> [Problem to work on]:
Your task is to print all of the data word for word.
Start of Extracted entries
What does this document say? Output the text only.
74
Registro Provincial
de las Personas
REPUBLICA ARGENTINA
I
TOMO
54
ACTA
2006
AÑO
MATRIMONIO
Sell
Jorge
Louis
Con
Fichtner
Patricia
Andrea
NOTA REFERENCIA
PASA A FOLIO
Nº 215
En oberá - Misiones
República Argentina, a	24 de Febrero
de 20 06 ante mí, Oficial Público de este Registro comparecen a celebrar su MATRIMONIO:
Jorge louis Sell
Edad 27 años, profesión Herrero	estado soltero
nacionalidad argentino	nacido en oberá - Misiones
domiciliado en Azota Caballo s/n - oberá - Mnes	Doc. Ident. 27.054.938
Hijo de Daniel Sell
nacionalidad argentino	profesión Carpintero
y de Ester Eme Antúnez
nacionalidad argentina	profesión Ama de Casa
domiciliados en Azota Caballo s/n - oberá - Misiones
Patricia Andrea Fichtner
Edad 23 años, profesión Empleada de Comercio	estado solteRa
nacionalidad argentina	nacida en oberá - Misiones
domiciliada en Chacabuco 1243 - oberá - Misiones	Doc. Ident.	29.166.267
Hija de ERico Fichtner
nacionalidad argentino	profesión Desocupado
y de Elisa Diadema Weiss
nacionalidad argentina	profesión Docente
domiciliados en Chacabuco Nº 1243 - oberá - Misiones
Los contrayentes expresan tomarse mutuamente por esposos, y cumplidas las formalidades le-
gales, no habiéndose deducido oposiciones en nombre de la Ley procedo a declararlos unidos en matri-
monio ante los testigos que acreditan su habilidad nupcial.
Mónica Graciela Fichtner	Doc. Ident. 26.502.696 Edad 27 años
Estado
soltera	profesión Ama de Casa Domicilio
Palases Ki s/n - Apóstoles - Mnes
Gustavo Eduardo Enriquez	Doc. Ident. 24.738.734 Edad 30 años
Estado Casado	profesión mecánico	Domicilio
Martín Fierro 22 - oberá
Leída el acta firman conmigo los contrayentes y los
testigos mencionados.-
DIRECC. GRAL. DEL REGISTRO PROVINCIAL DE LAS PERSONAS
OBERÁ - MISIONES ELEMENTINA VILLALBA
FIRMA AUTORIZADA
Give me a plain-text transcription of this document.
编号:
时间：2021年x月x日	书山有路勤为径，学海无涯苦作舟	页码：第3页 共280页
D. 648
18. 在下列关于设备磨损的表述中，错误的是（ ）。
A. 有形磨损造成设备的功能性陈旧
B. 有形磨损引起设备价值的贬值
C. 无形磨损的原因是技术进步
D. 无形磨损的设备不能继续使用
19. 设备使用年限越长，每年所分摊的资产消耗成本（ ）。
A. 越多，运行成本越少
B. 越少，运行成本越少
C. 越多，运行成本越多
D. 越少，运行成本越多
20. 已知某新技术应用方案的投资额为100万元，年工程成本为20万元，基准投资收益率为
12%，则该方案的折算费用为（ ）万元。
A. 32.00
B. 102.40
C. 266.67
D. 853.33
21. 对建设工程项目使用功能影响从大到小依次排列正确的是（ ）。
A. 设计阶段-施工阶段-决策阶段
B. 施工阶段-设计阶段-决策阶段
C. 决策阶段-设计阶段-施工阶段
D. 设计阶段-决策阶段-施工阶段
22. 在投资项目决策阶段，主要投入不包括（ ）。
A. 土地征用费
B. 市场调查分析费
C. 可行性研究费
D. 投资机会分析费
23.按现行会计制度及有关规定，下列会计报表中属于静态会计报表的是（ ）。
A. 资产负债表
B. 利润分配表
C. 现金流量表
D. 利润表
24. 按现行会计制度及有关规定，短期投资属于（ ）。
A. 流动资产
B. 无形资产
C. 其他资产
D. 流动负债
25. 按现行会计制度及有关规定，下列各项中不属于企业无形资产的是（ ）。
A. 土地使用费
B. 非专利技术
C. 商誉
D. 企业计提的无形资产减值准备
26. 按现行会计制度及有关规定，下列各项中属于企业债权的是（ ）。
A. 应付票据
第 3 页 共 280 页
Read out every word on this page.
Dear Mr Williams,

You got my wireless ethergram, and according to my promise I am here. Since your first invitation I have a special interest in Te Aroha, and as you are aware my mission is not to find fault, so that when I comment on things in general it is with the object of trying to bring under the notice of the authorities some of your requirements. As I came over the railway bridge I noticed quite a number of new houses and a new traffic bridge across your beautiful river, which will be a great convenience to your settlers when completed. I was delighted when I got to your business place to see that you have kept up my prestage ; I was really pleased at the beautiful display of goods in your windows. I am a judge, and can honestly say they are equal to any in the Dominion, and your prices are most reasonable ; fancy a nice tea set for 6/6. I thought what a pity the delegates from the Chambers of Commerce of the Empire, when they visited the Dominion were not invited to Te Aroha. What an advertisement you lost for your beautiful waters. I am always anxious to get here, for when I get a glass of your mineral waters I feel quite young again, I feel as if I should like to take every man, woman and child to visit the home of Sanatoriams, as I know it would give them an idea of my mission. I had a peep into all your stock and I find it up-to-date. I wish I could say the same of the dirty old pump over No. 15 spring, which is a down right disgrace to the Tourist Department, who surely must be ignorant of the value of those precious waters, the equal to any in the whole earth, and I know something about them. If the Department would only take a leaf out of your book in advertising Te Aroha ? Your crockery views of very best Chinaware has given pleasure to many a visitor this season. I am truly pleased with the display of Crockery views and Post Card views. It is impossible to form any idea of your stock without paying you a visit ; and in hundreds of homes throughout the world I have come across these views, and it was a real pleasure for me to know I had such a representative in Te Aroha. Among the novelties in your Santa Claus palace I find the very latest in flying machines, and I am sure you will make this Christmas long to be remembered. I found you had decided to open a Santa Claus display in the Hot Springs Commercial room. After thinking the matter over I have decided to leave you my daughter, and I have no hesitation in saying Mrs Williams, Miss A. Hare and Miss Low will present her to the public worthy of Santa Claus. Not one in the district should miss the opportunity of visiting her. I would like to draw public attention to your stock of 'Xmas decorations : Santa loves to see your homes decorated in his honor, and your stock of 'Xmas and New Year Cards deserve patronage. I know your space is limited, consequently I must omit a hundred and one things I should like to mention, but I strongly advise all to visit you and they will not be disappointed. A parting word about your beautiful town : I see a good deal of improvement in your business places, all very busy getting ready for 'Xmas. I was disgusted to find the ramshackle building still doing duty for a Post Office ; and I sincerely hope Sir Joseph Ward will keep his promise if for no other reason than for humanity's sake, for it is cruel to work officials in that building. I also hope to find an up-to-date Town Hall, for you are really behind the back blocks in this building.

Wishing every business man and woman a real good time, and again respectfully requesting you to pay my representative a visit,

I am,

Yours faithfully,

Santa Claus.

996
End of Extracted entries
> [Written reply]:
What does this document say? Output the text only.
74
Registro Provincial
de las Personas
REPUBLICA ARGENTINA
I
TOMO
54
ACTA
2006
AÑO
MATRIMONIO
Sell
Jorge
Louis
Con
Fichtner
Patricia
Andrea
NOTA REFERENCIA
PASA A FOLIO
Nº 215
En oberá - Misiones
República Argentina, a	24 de Febrero
de 20 06 ante mí, Oficial Público de este Registro comparecen a celebrar su MATRIMONIO:
Jorge louis Sell
Edad 27 años, profesión Herrero	estado soltero
nacionalidad argentino	nacido en oberá - Misiones
domiciliado en Azota Caballo s/n - oberá - Mnes	Doc. Ident. 27.054.938
Hijo de Daniel Sell
nacionalidad argentino	profesión Carpintero
y de Ester Eme Antúnez
nacionalidad argentina	profesión Ama de Casa
domiciliados en Azota Caballo s/n - oberá - Misiones
Patricia Andrea Fichtner
Edad 23 años, profesión Empleada de Comercio	estado solteRa
nacionalidad argentina	nacida en oberá - Misiones
domiciliada en Chacabuco 1243 - oberá - Misiones	Doc. Ident.	29.166.267
Hija de ERico Fichtner
nacionalidad argentino	profesión Desocupado
y de Elisa Diadema Weiss
nacionalidad argentina	profesión Docente
domiciliados en Chacabuco Nº 1243 - oberá - Misiones
Los contrayentes expresan tomarse mutuamente por esposos, y cumplidas las formalidades le-
gales, no habiéndose deducido oposiciones en nombre de la Ley procedo a declararlos unidos en matri-
monio ante los testigos que acreditan su habilidad nupcial.
Mónica Graciela Fichtner	Doc. Ident. 26.502.696 Edad 27 años
Estado
soltera	profesión Ama de Casa Domicilio
Palases Ki s/n - Apóstoles - Mnes
Gustavo Eduardo Enriquez	Doc. Ident. 24.738.734 Edad 30 años
Estado Casado	profesión mecánico	Domicilio
Martín Fierro 22 - oberá
Leída el acta firman conmigo los contrayentes y los
testigos mencionados.-
DIRECC. GRAL. DEL REGISTRO PROVINCIAL DE LAS PERSONAS
OBERÁ - MISIONES ELEMENTINA VILLALBA
FIRMA AUTORIZADA
Give me a plain-text transcription of this document.
编号:
时间：2021年x月x日	书山有路勤为径，学海无涯苦作舟	页码：第3页 共280页
D. 648
18. 在下列关于设备磨损的表述中，错误的是（ ）。
A. 有形磨损造成设备的功能性陈旧
B. 有形磨损引起设备价值的贬值
C. 无形磨损的原因是技术进步
D. 无形磨损的设备不能继续使用
19. 设备使用年限越长，每年所分摊的资产消耗成本（ ）。
A. 越多，运行成本越少
B. 越少，运行成本越少
C. 越多，运行成本越多
D. 越少，运行成本越多
20. 已知某新技术应用方案的投资额为100万元，年工程成本为20万元，基准投资收益率为
12%，则该方案的折算费用为（ ）万元。
A. 32.00
B. 102.40
C. 266.67
D. 853.33
21. 对建设工程项目使用功能影响从大到小依次排列正确的是（ ）。
A. 设计阶段-施工阶段-决策阶段
B. 施工阶段-设计阶段-决策阶段
C. 决策阶段-设计阶段-施工阶段
D. 设计阶段-决策阶段-施工阶段
22. 在投资项目决策阶段，主要投入不包括（ ）。
A. 土地征用费
B. 市场调查分析费
C. 可行性研究费
D. 投资机会分析费
23.按现行会计制度及有关规定，下列会计报表中属于静态会计报表的是（ ）。
A. 资产负债表
B. 利润分配表
C. 现金流量表
D. 利润表
24. 按现行会计制度及有关规定，短期投资属于（ ）。
A. 流动资产
B. 无形资产
C. 其他资产
D. 流动负债
25. 按现行会计制度及有关规定，下列各项中不属于企业无形资产的是（ ）。
A. 土地使用费
B. 非专利技术
C. 商誉
D. 企业计提的无形资产减值准备
26. 按现行会计制度及有关规定，下列各项中属于企业债权的是（ ）。
A. 应付票据
第 3 页 共 280 页
Read out every word on this page.
Dear Mr Williams,

You got my wireless ethergram, and according to my promise I am here. Since your first invitation I have a special interest in Te Aroha, and as you are aware my mission is not to find fault, so that when I comment on things in general it is with the object of trying to bring under the notice of the authorities some of your requirements. As I came over the railway bridge I noticed quite a number of new houses and a new traffic bridge across your beautiful river, which will be a great convenience to your settlers when completed. I was delighted when I got to your business place to see that you have kept up my prestage ; I was really pleased at the beautiful display of goods in your windows. I am a judge, and can honestly say they are equal to any in the Dominion, and your prices are most reasonable ; fancy a nice tea set for 6/6. I thought what a pity the delegates from the Chambers of Commerce of the Empire, when they visited the Dominion were not invited to Te Aroha. What an advertisement you lost for your beautiful waters. I am always anxious to get here, for when I get a glass of your mineral waters I feel quite young again, I feel as if I should like to take every man, woman and child to visit the home of Sanatoriams, as I know it would give them an idea of my mission. I had a peep into all your stock and I find it up-to-date. I wish I could say the same of the dirty old pump over No. 15 spring, which is a down right disgrace to the Tourist Department, who surely must be ignorant of the value of those precious waters, the equal to any in the whole earth, and I know something about them. If the Department would only take a leaf out of your book in advertising Te Aroha ? Your crockery views of very best Chinaware has given pleasure to many a visitor this season. I am truly pleased with the display of Crockery views and Post Card views. It is impossible to form any idea of your stock without paying you a visit ; and in hundreds of homes throughout the world I have come across these views, and it was a real pleasure for me to know I had such a representative in Te Aroha. Among the novelties in your Santa Claus palace I find the very latest in flying machines, and I am sure you will make this Christmas long to be remembered. I found you had decided to open a Santa Claus display in the Hot Springs Commercial room. After thinking the matter over I have decided to leave you my daughter, and I have no hesitation in saying Mrs Williams, Miss A. Hare and Miss Low will present her to the public worthy of Santa Claus. Not one in the district should miss the opportunity of visiting her. I would like to draw public attention to your stock of 'Xmas decorations : Santa loves to see your homes decorated in his honor, and your stock of 'Xmas and New Year Cards deserve patronage. I know your space is limited, consequently I must omit a hundred and one things I should like to mention, but I strongly advise all to visit you and they will not be disappointed. A parting word about your beautiful town : I see a good deal of improvement in your business places, all very busy getting ready for 'Xmas. I was disgusted to find the ramshackle building still doing duty for a Post Office ; and I sincerely hope Sir Joseph Ward will keep his promise if for no other reason than for humanity's sake, for it is cruel to work officials in that building. I also hope to find an up-to-date Town Hall, for you are really behind the back blocks in this building.

Wishing every business man and woman a real good time, and again respectfully requesting you to pay my representative a visit,

I am,

Yours faithfully,

Santa Claus.

996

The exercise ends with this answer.